# start of Task data
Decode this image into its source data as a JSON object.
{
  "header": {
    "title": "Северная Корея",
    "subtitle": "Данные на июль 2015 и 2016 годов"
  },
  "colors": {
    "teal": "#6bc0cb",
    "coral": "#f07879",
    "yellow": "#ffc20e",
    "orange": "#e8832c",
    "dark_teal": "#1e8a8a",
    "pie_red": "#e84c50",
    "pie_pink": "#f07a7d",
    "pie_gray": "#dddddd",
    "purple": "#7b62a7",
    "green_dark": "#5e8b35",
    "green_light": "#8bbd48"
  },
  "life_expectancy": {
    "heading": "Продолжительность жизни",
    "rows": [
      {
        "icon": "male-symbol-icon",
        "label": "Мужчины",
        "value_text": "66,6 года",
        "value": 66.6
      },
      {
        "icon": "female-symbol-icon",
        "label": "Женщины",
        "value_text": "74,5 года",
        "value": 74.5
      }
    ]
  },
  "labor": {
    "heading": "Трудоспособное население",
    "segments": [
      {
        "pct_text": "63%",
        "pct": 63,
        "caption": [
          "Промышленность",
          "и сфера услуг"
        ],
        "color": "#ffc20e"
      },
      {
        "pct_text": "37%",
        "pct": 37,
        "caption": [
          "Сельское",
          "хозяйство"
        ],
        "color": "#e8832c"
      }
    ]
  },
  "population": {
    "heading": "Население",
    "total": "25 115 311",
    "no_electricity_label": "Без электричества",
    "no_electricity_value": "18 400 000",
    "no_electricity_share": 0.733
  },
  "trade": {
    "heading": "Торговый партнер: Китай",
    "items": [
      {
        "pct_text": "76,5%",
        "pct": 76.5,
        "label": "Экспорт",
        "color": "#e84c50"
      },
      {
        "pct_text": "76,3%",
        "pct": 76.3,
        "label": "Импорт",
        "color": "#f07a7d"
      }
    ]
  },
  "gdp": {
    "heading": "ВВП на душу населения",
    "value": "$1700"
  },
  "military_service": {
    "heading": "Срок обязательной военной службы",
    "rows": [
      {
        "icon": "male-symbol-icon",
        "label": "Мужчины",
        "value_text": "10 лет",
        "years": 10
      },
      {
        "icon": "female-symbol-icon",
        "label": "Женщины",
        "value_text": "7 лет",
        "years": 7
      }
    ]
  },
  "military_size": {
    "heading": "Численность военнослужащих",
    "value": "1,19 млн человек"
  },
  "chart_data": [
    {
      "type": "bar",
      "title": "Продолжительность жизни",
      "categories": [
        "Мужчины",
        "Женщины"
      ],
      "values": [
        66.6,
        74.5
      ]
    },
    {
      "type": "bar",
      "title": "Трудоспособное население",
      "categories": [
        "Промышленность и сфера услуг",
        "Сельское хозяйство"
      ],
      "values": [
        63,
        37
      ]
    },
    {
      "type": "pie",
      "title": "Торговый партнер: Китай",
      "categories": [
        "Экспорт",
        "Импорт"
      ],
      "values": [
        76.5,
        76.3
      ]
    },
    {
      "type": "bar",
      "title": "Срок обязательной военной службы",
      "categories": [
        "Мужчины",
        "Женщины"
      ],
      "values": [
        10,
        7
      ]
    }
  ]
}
# end of Task data
● Aim
Output all of the data again. Match it exactly.

● Written reply
Decode this image into its source data as a JSON object.
{
  "header": {
    "title": "Северная Корея",
    "subtitle": "Данные на июль 2015 и 2016 годов"
  },
  "colors": {
    "teal": "#6bc0cb",
    "coral": "#f07879",
    "yellow": "#ffc20e",
    "orange": "#e8832c",
    "dark_teal": "#1e8a8a",
    "pie_red": "#e84c50",
    "pie_pink": "#f07a7d",
    "pie_gray": "#dddddd",
    "purple": "#7b62a7",
    "green_dark": "#5e8b35",
    "green_light": "#8bbd48"
  },
  "life_expectancy": {
    "heading": "Продолжительность жизни",
    "rows": [
      {
        "icon": "male-symbol-icon",
        "label": "Мужчины",
        "value_text": "66,6 года",
        "value": 66.6
      },
      {
        "icon": "female-symbol-icon",
        "label": "Женщины",
        "value_text": "74,5 года",
        "value": 74.5
      }
    ]
  },
  "labor": {
    "heading": "Трудоспособное население",
    "segments": [
      {
        "pct_text": "63%",
        "pct": 63,
        "caption": [
          "Промышленность",
          "и сфера услуг"
        ],
        "color": "#ffc20e"
      },
      {
        "pct_text": "37%",
        "pct": 37,
        "caption": [
          "Сельское",
          "хозяйство"
        ],
        "color": "#e8832c"
      }
    ]
  },
  "population": {
    "heading": "Население",
    "total": "25 115 311",
    "no_electricity_label": "Без электричества",
    "no_electricity_value": "18 400 000",
    "no_electricity_share": 0.733
  },
  "trade": {
    "heading": "Торговый партнер: Китай",
    "items": [
      {
        "pct_text": "76,5%",
        "pct": 76.5,
        "label": "Экспорт",
        "color": "#e84c50"
      },
      {
        "pct_text": "76,3%",
        "pct": 76.3,
        "label": "Импорт",
        "color": "#f07a7d"
      }
    ]
  },
  "gdp": {
    "heading": "ВВП на душу населения",
    "value": "$1700"
  },
  "military_service": {
    "heading": "Срок обязательной военной службы",
    "rows": [
      {
        "icon": "male-symbol-icon",
        "label": "Мужчины",
        "value_text": "10 лет",
        "years": 10
      },
      {
        "icon": "female-symbol-icon",
        "label": "Женщины",
        "value_text": "7 лет",
        "years": 7
      }
    ]
  },
  "military_size": {
    "heading": "Численность военнослужащих",
    "value": "1,19 млн человек"
  },
  "chart_data": [
    {
      "type": "bar",
      "title": "Продолжительность жизни",
      "categories": [
        "Мужчины",
        "Женщины"
      ],
      "values": [
        66.6,
        74.5
      ]
    },
    {
      "type": "bar",
      "title": "Трудоспособное население",
      "categories": [
        "Промышленность и сфера услуг",
        "Сельское хозяйство"
      ],
      "values": [
        63,
        37
      ]
    },
    {
      "type": "pie",
      "title": "Торговый партнер: Китай",
      "categories": [
        "Экспорт",
        "Импорт"
      ],
      "values": [
        76.5,
        76.3
      ]
    },
    {
      "type": "bar",
      "title": "Срок обязательной военной службы",
      "categories": [
        "Мужчины",
        "Женщины"
      ],
      "values": [
        10,
        7
      ]
    }
  ]
}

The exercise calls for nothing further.